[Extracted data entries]
┌──

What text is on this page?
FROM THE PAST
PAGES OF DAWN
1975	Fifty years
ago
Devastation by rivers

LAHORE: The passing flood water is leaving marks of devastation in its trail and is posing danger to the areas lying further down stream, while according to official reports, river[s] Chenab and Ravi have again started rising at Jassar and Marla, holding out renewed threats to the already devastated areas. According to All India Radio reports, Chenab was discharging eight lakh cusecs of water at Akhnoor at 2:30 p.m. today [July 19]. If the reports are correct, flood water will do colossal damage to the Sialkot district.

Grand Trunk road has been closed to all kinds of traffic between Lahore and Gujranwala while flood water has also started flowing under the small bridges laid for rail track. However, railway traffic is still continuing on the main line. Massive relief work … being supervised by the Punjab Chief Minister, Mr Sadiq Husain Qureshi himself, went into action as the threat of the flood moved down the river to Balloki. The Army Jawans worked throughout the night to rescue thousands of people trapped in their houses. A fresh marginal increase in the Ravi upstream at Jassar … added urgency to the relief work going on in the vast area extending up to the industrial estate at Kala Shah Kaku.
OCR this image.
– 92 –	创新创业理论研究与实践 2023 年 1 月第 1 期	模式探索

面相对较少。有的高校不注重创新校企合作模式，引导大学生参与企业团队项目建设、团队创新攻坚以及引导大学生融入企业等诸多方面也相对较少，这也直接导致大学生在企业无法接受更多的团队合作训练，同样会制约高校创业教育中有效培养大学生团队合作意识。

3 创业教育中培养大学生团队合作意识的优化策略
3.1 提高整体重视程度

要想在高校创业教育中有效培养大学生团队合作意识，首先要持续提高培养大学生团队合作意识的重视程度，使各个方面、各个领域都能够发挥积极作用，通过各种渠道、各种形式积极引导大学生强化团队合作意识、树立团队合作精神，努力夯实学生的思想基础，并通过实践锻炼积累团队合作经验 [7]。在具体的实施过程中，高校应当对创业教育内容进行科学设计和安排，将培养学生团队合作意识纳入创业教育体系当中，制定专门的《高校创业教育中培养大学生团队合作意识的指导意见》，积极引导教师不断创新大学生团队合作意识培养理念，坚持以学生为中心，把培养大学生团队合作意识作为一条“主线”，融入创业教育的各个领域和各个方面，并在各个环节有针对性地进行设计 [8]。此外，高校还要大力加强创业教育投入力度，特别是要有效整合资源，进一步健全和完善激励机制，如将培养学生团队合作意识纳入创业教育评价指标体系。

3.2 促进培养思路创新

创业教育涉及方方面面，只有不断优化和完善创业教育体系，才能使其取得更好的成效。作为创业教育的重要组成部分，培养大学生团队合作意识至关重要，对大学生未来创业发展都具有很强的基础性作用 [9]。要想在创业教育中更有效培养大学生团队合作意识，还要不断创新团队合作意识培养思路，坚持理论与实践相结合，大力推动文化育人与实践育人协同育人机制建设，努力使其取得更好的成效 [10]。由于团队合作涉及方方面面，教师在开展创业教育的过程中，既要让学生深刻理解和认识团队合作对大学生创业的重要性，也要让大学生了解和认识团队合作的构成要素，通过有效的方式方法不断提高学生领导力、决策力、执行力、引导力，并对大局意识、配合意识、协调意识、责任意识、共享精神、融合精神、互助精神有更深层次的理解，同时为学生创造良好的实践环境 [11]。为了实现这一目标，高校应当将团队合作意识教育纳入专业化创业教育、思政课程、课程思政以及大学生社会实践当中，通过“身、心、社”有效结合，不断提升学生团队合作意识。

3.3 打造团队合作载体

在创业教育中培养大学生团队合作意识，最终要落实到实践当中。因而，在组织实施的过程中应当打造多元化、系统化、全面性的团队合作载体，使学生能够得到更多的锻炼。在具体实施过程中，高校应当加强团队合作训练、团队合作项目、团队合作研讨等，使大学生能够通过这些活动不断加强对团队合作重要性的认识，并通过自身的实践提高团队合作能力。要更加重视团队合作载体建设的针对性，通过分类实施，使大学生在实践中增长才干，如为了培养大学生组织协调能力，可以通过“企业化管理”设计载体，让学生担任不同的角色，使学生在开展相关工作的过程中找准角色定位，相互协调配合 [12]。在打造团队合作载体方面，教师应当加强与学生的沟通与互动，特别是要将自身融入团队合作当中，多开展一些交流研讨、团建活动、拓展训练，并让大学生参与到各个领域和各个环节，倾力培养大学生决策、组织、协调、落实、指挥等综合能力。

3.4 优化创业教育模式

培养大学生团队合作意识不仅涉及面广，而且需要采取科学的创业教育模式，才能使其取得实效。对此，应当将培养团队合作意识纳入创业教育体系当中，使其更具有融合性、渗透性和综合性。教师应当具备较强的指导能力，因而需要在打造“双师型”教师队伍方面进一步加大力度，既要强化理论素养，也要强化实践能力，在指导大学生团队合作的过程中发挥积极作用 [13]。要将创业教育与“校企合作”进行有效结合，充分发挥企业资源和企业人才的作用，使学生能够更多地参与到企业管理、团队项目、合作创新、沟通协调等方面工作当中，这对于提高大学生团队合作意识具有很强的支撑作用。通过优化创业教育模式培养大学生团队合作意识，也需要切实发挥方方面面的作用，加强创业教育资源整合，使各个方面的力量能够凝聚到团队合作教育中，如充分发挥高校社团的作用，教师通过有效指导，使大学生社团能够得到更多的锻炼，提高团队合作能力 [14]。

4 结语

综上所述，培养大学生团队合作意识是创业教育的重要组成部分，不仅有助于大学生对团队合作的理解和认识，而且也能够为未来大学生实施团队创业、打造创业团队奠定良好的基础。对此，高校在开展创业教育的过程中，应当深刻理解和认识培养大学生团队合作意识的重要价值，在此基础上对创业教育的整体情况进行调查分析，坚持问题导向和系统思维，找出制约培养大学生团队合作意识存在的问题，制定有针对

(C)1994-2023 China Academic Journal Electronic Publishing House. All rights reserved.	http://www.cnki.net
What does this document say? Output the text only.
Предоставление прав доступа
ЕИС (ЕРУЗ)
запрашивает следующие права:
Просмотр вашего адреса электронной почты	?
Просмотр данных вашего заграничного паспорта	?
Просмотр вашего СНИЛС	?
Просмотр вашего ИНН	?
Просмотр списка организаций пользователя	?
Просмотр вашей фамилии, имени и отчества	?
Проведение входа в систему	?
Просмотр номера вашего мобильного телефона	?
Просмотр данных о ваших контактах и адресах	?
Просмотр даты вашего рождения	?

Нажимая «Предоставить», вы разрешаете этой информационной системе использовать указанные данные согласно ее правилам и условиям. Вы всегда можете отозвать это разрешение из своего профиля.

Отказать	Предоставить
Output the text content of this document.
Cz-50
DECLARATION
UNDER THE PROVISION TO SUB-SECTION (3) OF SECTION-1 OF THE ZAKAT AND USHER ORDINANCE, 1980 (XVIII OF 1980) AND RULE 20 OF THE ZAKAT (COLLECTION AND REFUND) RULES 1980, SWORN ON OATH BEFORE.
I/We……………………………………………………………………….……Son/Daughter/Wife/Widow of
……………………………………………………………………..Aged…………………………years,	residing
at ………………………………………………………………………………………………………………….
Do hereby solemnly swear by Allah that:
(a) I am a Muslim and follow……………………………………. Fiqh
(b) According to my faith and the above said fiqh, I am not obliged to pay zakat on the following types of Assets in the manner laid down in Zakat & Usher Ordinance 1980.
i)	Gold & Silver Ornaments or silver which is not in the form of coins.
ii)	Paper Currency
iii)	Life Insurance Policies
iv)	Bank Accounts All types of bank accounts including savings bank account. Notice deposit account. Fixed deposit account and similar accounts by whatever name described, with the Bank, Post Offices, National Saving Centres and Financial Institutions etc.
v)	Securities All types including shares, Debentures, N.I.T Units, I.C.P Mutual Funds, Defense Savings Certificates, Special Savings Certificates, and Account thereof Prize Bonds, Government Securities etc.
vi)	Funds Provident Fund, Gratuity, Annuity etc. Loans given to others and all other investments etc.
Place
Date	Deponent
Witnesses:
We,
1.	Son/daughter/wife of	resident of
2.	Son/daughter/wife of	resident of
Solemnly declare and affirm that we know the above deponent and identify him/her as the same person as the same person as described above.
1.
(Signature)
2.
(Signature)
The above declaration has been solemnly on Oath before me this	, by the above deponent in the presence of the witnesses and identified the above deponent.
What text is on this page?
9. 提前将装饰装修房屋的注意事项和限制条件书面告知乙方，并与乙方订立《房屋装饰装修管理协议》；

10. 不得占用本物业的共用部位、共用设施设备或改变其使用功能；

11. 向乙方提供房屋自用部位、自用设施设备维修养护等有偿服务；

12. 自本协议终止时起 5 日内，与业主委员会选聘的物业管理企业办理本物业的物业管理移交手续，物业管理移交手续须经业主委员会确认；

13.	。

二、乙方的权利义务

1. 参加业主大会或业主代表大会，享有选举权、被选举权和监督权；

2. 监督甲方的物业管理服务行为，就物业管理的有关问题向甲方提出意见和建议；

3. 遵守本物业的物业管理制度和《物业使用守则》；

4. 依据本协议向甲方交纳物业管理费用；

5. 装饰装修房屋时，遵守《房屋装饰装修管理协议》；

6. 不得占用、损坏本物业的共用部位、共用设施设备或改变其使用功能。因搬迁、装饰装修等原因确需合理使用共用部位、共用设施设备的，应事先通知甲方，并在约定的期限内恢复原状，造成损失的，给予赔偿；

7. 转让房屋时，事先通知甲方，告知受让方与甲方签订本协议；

└──

Find each line with the string "that" and copy it out.

Do hereby solemnly swear by Allah that:
Solemnly declare and affirm that we know the above deponent and identify him/her as the same person as the same person as described above.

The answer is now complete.